# START OF INFORMATION SHOWN

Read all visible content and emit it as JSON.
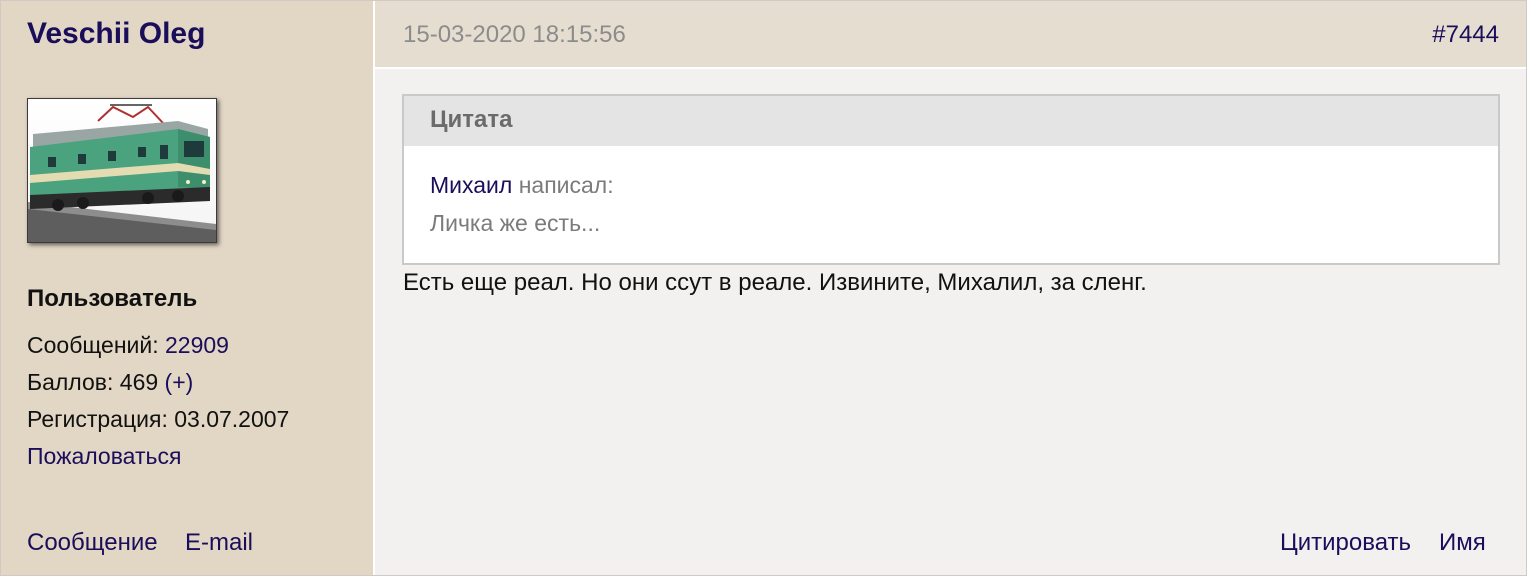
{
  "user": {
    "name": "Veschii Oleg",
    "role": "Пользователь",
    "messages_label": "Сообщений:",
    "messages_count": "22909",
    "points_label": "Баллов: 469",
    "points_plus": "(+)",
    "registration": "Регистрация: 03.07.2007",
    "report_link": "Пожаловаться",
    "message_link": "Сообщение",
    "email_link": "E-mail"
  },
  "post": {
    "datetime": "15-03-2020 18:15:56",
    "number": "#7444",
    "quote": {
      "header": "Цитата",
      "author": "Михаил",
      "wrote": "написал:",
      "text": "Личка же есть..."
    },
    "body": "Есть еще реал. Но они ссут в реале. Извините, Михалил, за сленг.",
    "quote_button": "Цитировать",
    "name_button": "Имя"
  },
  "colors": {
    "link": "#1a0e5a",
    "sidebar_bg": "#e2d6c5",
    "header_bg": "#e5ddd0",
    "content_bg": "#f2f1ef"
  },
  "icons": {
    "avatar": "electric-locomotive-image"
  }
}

# END OF INFORMATION SHOWN
# START OF INFORMATION SHOWN

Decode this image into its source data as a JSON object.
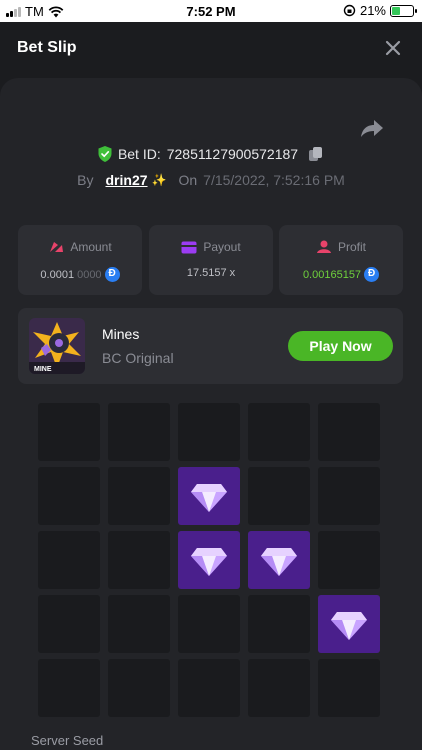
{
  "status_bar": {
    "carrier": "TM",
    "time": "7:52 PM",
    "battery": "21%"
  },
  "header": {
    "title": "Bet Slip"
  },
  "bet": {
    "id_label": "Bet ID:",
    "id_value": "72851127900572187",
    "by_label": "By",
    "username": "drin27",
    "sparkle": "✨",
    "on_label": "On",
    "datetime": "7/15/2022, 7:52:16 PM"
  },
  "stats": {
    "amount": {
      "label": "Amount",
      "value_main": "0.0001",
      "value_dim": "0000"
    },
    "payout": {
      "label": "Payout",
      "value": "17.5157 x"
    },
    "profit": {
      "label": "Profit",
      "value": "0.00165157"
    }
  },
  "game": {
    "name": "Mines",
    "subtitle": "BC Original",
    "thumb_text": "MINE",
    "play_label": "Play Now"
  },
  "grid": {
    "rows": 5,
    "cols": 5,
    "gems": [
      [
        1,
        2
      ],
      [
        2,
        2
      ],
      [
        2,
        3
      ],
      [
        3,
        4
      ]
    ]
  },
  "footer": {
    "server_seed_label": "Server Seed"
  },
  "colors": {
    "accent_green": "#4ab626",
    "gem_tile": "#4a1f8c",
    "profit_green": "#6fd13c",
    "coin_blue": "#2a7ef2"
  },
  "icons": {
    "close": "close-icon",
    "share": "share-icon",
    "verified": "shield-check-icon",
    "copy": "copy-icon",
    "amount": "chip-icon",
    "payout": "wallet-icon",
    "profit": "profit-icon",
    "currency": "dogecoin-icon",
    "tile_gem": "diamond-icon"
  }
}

# END OF INFORMATION SHOWN

§ **EXERCISE**
Only lines that contain the word "datetime" are wanted; copy each of them.

§ **TASK SOLUTION**
    "datetime": "15-03-2020 18:15:56",
    "datetime": "7/15/2022, 7:52:16 PM"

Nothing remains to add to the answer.